Records from a dataset
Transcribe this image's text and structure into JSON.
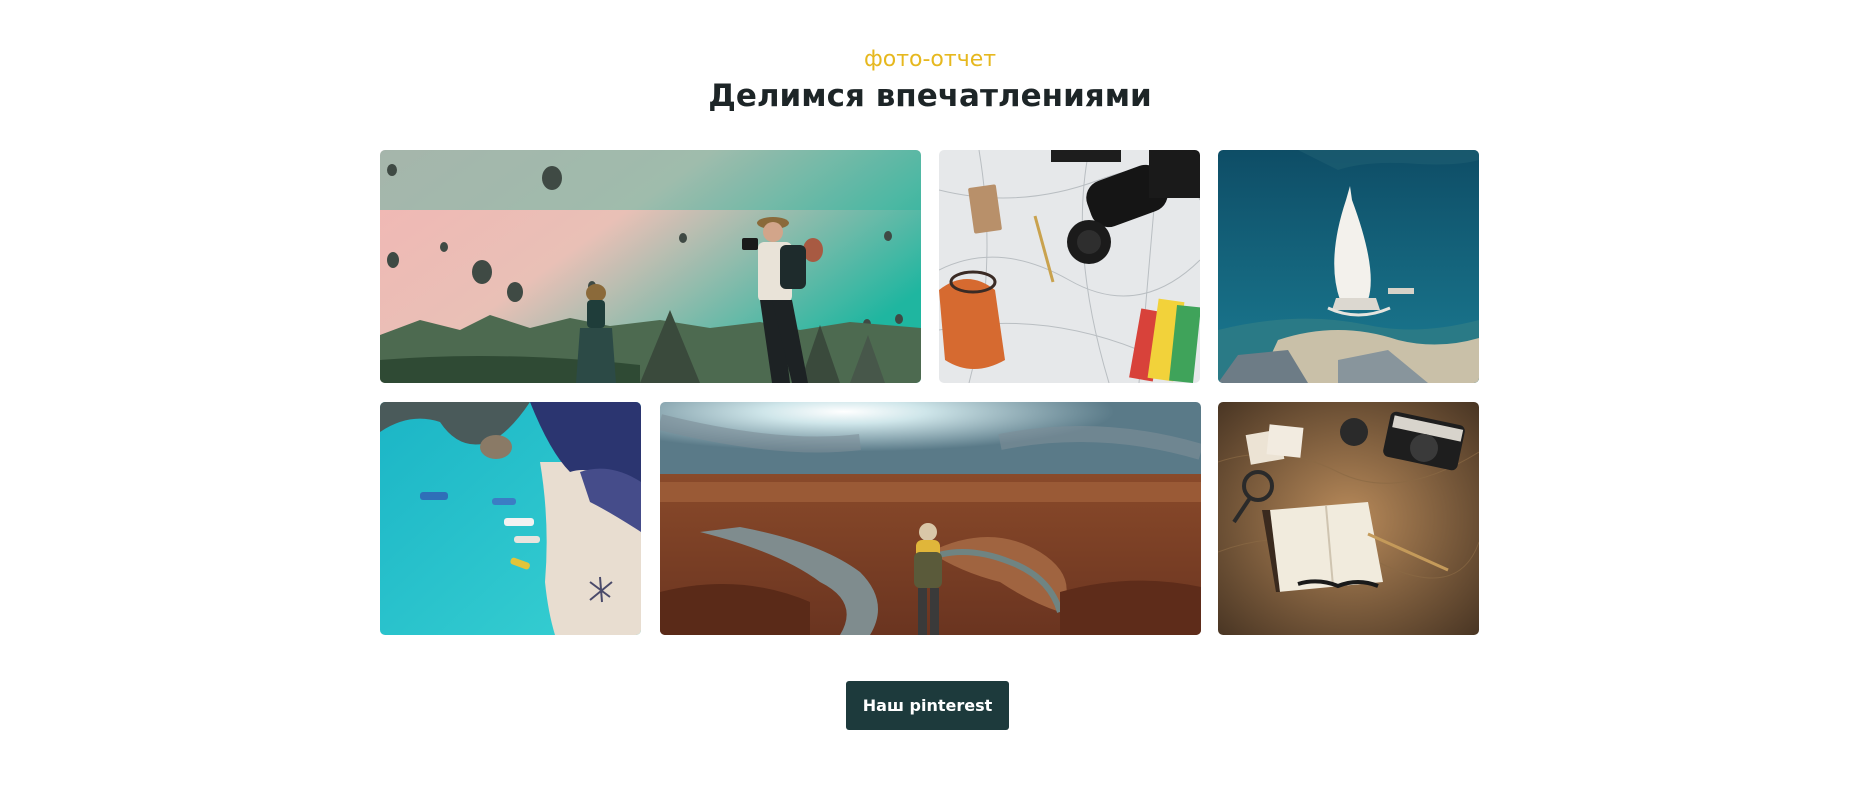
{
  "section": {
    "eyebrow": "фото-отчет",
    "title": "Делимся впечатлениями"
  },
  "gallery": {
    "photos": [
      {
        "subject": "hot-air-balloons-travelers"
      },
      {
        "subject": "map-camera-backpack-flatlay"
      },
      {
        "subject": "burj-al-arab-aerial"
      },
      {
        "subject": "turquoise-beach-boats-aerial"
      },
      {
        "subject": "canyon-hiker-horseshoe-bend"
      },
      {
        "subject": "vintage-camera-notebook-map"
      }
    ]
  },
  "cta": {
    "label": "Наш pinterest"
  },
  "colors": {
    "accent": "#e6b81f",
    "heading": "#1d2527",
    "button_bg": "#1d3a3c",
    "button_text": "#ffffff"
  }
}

**EXERCISE BRIEF**.
Copy the whole of the material above exactly, but not its images.

**CORRECT RESULT**.
Transcribe this image's text and structure into JSON.
{
  "section": {
    "eyebrow": "фото-отчет",
    "title": "Делимся впечатлениями"
  },
  "gallery": {
    "photos": [
      {
        "subject": "hot-air-balloons-travelers"
      },
      {
        "subject": "map-camera-backpack-flatlay"
      },
      {
        "subject": "burj-al-arab-aerial"
      },
      {
        "subject": "turquoise-beach-boats-aerial"
      },
      {
        "subject": "canyon-hiker-horseshoe-bend"
      },
      {
        "subject": "vintage-camera-notebook-map"
      }
    ]
  },
  "cta": {
    "label": "Наш pinterest"
  },
  "colors": {
    "accent": "#e6b81f",
    "heading": "#1d2527",
    "button_bg": "#1d3a3c",
    "button_text": "#ffffff"
  }
}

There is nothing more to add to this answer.